Exercise directions.
Can you rewrite the material as a numbered list, starting with the line that contains "for every button, label, input, icon, or" and going on through the line that contains "Text: 4: 4: [189, 363, 205, 387]", both included and any blank lines left out?

Raw data.
---

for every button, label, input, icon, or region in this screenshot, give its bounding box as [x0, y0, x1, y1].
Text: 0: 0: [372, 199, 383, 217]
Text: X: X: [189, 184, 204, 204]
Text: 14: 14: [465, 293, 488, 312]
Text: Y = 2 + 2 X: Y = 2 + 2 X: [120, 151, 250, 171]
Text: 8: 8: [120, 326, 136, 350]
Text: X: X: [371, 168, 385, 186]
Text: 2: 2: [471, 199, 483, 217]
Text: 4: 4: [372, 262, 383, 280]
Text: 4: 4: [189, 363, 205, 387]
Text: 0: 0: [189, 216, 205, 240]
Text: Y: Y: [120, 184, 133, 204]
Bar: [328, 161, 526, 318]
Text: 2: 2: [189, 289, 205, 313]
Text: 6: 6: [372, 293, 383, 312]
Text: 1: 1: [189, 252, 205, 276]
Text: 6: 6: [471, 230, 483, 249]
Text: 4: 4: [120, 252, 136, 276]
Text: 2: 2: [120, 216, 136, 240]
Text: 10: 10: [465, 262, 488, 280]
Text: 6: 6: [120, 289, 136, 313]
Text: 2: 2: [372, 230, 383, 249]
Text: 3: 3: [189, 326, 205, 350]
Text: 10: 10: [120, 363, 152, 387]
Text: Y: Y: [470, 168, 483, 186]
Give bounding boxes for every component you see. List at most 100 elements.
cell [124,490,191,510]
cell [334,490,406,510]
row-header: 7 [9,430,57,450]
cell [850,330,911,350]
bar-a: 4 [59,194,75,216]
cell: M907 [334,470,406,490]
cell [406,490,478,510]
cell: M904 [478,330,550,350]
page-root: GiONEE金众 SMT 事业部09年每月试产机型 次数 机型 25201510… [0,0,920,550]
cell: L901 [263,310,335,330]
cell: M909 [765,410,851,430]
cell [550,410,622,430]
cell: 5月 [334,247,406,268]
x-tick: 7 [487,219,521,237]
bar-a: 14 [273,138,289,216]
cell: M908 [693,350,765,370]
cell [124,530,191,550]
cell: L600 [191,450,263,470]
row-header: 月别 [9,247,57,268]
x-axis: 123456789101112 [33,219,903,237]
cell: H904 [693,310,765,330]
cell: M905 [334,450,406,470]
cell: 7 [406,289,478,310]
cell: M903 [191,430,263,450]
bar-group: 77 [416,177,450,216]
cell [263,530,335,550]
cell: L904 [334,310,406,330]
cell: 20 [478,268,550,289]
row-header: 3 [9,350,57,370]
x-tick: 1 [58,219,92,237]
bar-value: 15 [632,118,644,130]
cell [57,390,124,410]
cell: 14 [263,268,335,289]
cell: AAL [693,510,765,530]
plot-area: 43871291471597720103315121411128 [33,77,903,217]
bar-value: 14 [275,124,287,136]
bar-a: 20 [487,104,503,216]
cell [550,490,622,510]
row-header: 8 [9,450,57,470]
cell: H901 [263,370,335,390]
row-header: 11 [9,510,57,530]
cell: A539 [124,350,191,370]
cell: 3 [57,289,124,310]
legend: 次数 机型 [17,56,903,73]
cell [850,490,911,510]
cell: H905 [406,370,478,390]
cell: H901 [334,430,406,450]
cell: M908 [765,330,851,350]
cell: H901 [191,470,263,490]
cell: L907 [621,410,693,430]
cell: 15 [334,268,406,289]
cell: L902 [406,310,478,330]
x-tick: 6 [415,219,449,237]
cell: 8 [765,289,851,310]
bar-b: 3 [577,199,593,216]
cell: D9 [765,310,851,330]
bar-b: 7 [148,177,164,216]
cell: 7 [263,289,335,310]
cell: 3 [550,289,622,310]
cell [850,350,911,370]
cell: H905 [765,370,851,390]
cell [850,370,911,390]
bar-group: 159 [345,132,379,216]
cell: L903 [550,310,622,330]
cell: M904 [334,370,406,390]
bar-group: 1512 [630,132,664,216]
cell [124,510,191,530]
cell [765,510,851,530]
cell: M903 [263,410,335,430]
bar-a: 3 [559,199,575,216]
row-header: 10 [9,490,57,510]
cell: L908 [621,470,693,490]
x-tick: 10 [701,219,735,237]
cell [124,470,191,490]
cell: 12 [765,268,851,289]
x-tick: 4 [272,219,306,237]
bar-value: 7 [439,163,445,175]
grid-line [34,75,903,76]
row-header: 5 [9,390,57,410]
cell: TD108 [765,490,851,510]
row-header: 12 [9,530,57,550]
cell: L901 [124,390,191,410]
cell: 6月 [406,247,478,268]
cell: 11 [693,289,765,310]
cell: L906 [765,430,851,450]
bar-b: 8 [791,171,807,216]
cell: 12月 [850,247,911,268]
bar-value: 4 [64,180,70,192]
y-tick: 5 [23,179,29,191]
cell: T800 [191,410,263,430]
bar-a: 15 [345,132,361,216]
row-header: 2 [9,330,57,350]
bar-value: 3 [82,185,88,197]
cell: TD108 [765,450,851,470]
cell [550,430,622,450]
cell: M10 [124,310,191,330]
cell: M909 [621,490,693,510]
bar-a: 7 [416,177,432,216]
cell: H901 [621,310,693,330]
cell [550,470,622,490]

---

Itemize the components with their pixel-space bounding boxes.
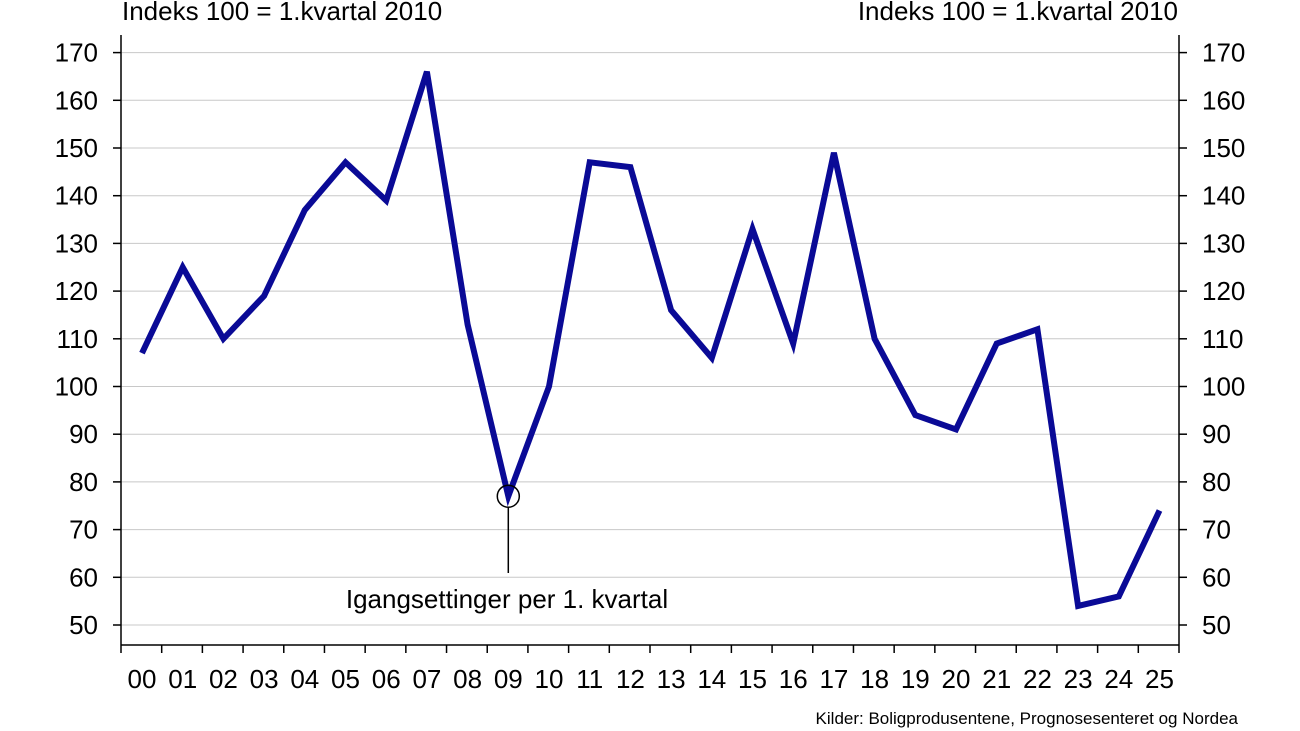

---

Full answer.
1. for every button, label, input, icon, or region in this screenshot, give its bounding box as [x0, y0, x1, y1].
2. Text: 0: 0: [372, 199, 383, 217]
3. Text: X: X: [189, 184, 204, 204]
4. Text: 14: 14: [465, 293, 488, 312]
5. Text: Y = 2 + 2 X: Y = 2 + 2 X: [120, 151, 250, 171]
6. Text: 8: 8: [120, 326, 136, 350]
7. Text: X: X: [371, 168, 385, 186]
8. Text: 2: 2: [471, 199, 483, 217]
9. Text: 4: 4: [372, 262, 383, 280]
10. Text: 4: 4: [189, 363, 205, 387]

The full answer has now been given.